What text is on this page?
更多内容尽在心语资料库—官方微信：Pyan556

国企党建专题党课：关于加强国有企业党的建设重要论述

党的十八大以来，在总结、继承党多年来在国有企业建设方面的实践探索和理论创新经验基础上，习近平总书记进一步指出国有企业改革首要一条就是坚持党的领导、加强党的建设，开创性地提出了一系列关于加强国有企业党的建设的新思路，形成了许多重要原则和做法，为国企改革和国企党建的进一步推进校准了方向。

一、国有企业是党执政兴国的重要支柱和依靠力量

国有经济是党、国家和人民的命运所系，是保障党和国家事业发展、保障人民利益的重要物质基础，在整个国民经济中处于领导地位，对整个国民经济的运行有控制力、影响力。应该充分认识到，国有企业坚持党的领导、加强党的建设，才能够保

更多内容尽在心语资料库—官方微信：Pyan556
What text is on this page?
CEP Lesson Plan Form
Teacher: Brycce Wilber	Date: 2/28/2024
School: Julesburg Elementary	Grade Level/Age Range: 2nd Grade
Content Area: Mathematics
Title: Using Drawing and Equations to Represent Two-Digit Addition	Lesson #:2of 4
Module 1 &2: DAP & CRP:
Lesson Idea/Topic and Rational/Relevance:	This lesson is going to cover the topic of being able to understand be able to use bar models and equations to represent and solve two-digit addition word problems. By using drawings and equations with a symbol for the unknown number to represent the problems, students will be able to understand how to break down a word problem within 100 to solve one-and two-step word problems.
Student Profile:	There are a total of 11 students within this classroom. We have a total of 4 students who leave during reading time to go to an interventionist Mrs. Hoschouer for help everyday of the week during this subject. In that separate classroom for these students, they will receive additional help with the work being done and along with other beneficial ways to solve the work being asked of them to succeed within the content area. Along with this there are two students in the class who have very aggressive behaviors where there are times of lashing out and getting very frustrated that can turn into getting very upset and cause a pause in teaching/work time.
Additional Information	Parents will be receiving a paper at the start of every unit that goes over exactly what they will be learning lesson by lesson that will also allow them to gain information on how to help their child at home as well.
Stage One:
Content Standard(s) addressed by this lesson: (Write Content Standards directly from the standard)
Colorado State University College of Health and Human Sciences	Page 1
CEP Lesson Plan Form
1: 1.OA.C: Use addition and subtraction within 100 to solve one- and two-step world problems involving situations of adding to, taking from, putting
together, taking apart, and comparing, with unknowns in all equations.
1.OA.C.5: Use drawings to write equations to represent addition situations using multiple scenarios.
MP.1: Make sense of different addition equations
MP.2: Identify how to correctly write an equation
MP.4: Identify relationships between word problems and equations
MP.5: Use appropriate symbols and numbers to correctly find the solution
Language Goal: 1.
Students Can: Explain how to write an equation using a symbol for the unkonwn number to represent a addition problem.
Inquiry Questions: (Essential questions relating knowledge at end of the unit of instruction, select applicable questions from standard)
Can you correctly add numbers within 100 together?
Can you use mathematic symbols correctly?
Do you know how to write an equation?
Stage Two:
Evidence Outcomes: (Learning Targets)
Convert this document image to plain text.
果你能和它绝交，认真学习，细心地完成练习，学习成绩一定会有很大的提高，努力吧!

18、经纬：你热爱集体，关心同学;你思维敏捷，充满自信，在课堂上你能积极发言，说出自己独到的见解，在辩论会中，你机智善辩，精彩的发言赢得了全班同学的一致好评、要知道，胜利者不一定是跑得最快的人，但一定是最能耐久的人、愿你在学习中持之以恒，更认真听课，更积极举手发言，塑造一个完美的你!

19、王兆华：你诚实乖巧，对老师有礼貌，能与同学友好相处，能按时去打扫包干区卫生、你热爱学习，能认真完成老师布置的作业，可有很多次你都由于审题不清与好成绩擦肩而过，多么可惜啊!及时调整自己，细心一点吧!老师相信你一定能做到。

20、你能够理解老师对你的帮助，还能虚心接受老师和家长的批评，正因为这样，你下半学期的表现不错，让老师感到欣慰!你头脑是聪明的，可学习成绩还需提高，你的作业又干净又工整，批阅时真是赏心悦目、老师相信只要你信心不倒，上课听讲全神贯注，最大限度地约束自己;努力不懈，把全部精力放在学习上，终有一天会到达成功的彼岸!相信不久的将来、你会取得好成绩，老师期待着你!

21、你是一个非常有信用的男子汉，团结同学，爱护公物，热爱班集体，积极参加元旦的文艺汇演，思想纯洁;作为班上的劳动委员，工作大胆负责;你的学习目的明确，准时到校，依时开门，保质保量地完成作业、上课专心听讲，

============

TASK DIRECTIONS:
Return the material exactly as it stands.

ANSWER TO THIS PROBLEM:
What text is on this page?
更多内容尽在心语资料库—官方微信：Pyan556

国企党建专题党课：关于加强国有企业党的建设重要论述

党的十八大以来，在总结、继承党多年来在国有企业建设方面的实践探索和理论创新经验基础上，习近平总书记进一步指出国有企业改革首要一条就是坚持党的领导、加强党的建设，开创性地提出了一系列关于加强国有企业党的建设的新思路，形成了许多重要原则和做法，为国企改革和国企党建的进一步推进校准了方向。

一、国有企业是党执政兴国的重要支柱和依靠力量

国有经济是党、国家和人民的命运所系，是保障党和国家事业发展、保障人民利益的重要物质基础，在整个国民经济中处于领导地位，对整个国民经济的运行有控制力、影响力。应该充分认识到，国有企业坚持党的领导、加强党的建设，才能够保

更多内容尽在心语资料库—官方微信：Pyan556
What text is on this page?
CEP Lesson Plan Form
Teacher: Brycce Wilber	Date: 2/28/2024
School: Julesburg Elementary	Grade Level/Age Range: 2nd Grade
Content Area: Mathematics
Title: Using Drawing and Equations to Represent Two-Digit Addition	Lesson #:2of 4
Module 1 &2: DAP & CRP:
Lesson Idea/Topic and Rational/Relevance:	This lesson is going to cover the topic of being able to understand be able to use bar models and equations to represent and solve two-digit addition word problems. By using drawings and equations with a symbol for the unknown number to represent the problems, students will be able to understand how to break down a word problem within 100 to solve one-and two-step word problems.
Student Profile:	There are a total of 11 students within this classroom. We have a total of 4 students who leave during reading time to go to an interventionist Mrs. Hoschouer for help everyday of the week during this subject. In that separate classroom for these students, they will receive additional help with the work being done and along with other beneficial ways to solve the work being asked of them to succeed within the content area. Along with this there are two students in the class who have very aggressive behaviors where there are times of lashing out and getting very frustrated that can turn into getting very upset and cause a pause in teaching/work time.
Additional Information	Parents will be receiving a paper at the start of every unit that goes over exactly what they will be learning lesson by lesson that will also allow them to gain information on how to help their child at home as well.
Stage One:
Content Standard(s) addressed by this lesson: (Write Content Standards directly from the standard)
Colorado State University College of Health and Human Sciences	Page 1
CEP Lesson Plan Form
1: 1.OA.C: Use addition and subtraction within 100 to solve one- and two-step world problems involving situations of adding to, taking from, putting
together, taking apart, and comparing, with unknowns in all equations.
1.OA.C.5: Use drawings to write equations to represent addition situations using multiple scenarios.
MP.1: Make sense of different addition equations
MP.2: Identify how to correctly write an equation
MP.4: Identify relationships between word problems and equations
MP.5: Use appropriate symbols and numbers to correctly find the solution
Language Goal: 1.
Students Can: Explain how to write an equation using a symbol for the unkonwn number to represent a addition problem.
Inquiry Questions: (Essential questions relating knowledge at end of the unit of instruction, select applicable questions from standard)
Can you correctly add numbers within 100 together?
Can you use mathematic symbols correctly?
Do you know how to write an equation?
Stage Two:
Evidence Outcomes: (Learning Targets)
Convert this document image to plain text.
果你能和它绝交，认真学习，细心地完成练习，学习成绩一定会有很大的提高，努力吧!

18、经纬：你热爱集体，关心同学;你思维敏捷，充满自信，在课堂上你能积极发言，说出自己独到的见解，在辩论会中，你机智善辩，精彩的发言赢得了全班同学的一致好评、要知道，胜利者不一定是跑得最快的人，但一定是最能耐久的人、愿你在学习中持之以恒，更认真听课，更积极举手发言，塑造一个完美的你!

19、王兆华：你诚实乖巧，对老师有礼貌，能与同学友好相处，能按时去打扫包干区卫生、你热爱学习，能认真完成老师布置的作业，可有很多次你都由于审题不清与好成绩擦肩而过，多么可惜啊!及时调整自己，细心一点吧!老师相信你一定能做到。

20、你能够理解老师对你的帮助，还能虚心接受老师和家长的批评，正因为这样，你下半学期的表现不错，让老师感到欣慰!你头脑是聪明的，可学习成绩还需提高，你的作业又干净又工整，批阅时真是赏心悦目、老师相信只要你信心不倒，上课听讲全神贯注，最大限度地约束自己;努力不懈，把全部精力放在学习上，终有一天会到达成功的彼岸!相信不久的将来、你会取得好成绩，老师期待着你!

21、你是一个非常有信用的男子汉，团结同学，爱护公物，热爱班集体，积极参加元旦的文艺汇演，思想纯洁;作为班上的劳动委员，工作大胆负责;你的学习目的明确，准时到校，依时开门，保质保量地完成作业、上课专心听讲，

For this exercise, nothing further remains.